Spot every line with the word "Shares" and return it.

- DATASET ROWS:

- - - - - - -

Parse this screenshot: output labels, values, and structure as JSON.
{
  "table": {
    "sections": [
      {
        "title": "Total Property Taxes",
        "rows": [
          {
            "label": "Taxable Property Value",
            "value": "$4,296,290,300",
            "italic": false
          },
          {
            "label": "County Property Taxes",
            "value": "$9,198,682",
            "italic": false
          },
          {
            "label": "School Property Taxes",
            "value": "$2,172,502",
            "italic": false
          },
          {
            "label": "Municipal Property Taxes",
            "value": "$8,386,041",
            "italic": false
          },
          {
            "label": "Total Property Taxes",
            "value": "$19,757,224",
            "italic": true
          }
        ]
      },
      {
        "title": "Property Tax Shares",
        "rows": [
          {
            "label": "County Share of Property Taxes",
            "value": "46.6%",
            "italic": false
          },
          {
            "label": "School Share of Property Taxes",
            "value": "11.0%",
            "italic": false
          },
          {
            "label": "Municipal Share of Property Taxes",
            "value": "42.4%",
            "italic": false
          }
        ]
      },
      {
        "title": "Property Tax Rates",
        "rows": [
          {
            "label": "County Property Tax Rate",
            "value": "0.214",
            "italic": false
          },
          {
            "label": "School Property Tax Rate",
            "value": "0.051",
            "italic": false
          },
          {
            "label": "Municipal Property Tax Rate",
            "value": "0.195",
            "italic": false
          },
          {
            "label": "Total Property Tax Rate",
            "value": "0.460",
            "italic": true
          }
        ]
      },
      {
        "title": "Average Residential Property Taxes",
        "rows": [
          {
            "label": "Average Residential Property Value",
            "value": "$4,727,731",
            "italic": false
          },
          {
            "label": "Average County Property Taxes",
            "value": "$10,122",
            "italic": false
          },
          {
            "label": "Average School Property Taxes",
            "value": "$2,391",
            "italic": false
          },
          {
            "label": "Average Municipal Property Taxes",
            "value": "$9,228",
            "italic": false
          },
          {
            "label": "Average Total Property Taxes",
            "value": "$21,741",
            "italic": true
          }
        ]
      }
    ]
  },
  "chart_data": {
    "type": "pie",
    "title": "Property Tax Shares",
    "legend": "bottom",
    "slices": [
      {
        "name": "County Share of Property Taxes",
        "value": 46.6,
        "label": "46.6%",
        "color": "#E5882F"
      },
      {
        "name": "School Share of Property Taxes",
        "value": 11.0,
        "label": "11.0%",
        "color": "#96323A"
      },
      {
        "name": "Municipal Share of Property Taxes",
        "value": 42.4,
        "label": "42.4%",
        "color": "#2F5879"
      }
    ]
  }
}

- - - - - - -

- EXERCISE RESPONSE:
        "title": "Property Tax Shares",
    "title": "Property Tax Shares",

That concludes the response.